> [RAW DATA]:
## START

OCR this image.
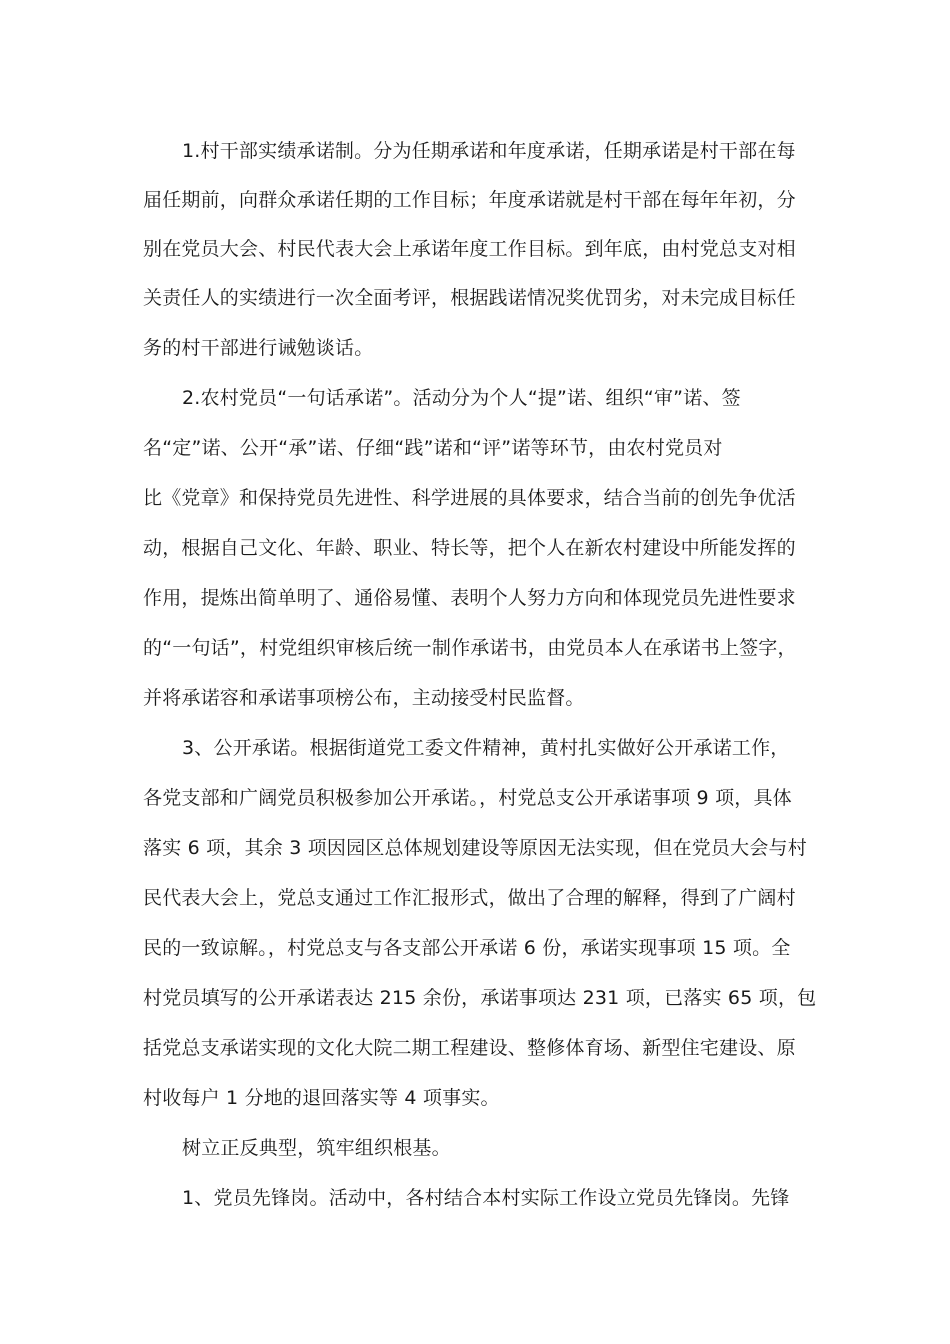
1.村干部实绩承诺制。分为任期承诺和年度承诺，任期承诺是村干部在每
届任期前，向群众承诺任期的工作目标；年度承诺就是村干部在每年年初，分
别在党员大会、村民代表大会上承诺年度工作目标。到年底，由村党总支对相
关责任人的实绩进行一次全面考评，根据践诺情况奖优罚劣，对未完成目标任
务的村干部进行诫勉谈话。
2.农村党员“一句话承诺”。活动分为个人“提”诺、组织“审”诺、签
名“定”诺、公开“承”诺、仔细“践”诺和“评”诺等环节，由农村党员对
比《党章》和保持党员先进性、科学进展的具体要求，结合当前的创先争优活
动，根据自己文化、年龄、职业、特长等，把个人在新农村建设中所能发挥的
作用，提炼出简单明了、通俗易懂、表明个人努力方向和体现党员先进性要求
的“一句话”，村党组织审核后统一制作承诺书，由党员本人在承诺书上签字，
并将承诺容和承诺事项榜公布，主动接受村民监督。
3、公开承诺。根据街道党工委文件精神，黄村扎实做好公开承诺工作，
各党支部和广阔党员积极参加公开承诺。，村党总支公开承诺事项 9 项，具体
落实 6 项，其余 3 项因园区总体规划建设等原因无法实现，但在党员大会与村
民代表大会上，党总支通过工作汇报形式，做出了合理的解释，得到了广阔村
民的一致谅解。，村党总支与各支部公开承诺 6 份，承诺实现事项 15 项。全
村党员填写的公开承诺表达 215 余份，承诺事项达 231 项，已落实 65 项，包
括党总支承诺实现的文化大院二期工程建设、整修体育场、新型住宅建设、原
村收每户 1 分地的退回落实等 4 项事实。
树立正反典型，筑牢组织根基。
1、党员先锋岗。活动中，各村结合本村实际工作设立党员先锋岗。先锋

## END

> [EXERCISE OBJECTIVE]: Every entry above needs to be retyped exactly; drop the pictures.

> [TASK ANSWER]:
OCR this image.
1.村干部实绩承诺制。分为任期承诺和年度承诺，任期承诺是村干部在每
届任期前，向群众承诺任期的工作目标；年度承诺就是村干部在每年年初，分
别在党员大会、村民代表大会上承诺年度工作目标。到年底，由村党总支对相
关责任人的实绩进行一次全面考评，根据践诺情况奖优罚劣，对未完成目标任
务的村干部进行诫勉谈话。
2.农村党员“一句话承诺”。活动分为个人“提”诺、组织“审”诺、签
名“定”诺、公开“承”诺、仔细“践”诺和“评”诺等环节，由农村党员对
比《党章》和保持党员先进性、科学进展的具体要求，结合当前的创先争优活
动，根据自己文化、年龄、职业、特长等，把个人在新农村建设中所能发挥的
作用，提炼出简单明了、通俗易懂、表明个人努力方向和体现党员先进性要求
的“一句话”，村党组织审核后统一制作承诺书，由党员本人在承诺书上签字，
并将承诺容和承诺事项榜公布，主动接受村民监督。
3、公开承诺。根据街道党工委文件精神，黄村扎实做好公开承诺工作，
各党支部和广阔党员积极参加公开承诺。，村党总支公开承诺事项 9 项，具体
落实 6 项，其余 3 项因园区总体规划建设等原因无法实现，但在党员大会与村
民代表大会上，党总支通过工作汇报形式，做出了合理的解释，得到了广阔村
民的一致谅解。，村党总支与各支部公开承诺 6 份，承诺实现事项 15 项。全
村党员填写的公开承诺表达 215 余份，承诺事项达 231 项，已落实 65 项，包
括党总支承诺实现的文化大院二期工程建设、整修体育场、新型住宅建设、原
村收每户 1 分地的退回落实等 4 项事实。
树立正反典型，筑牢组织根基。
1、党员先锋岗。活动中，各村结合本村实际工作设立党员先锋岗。先锋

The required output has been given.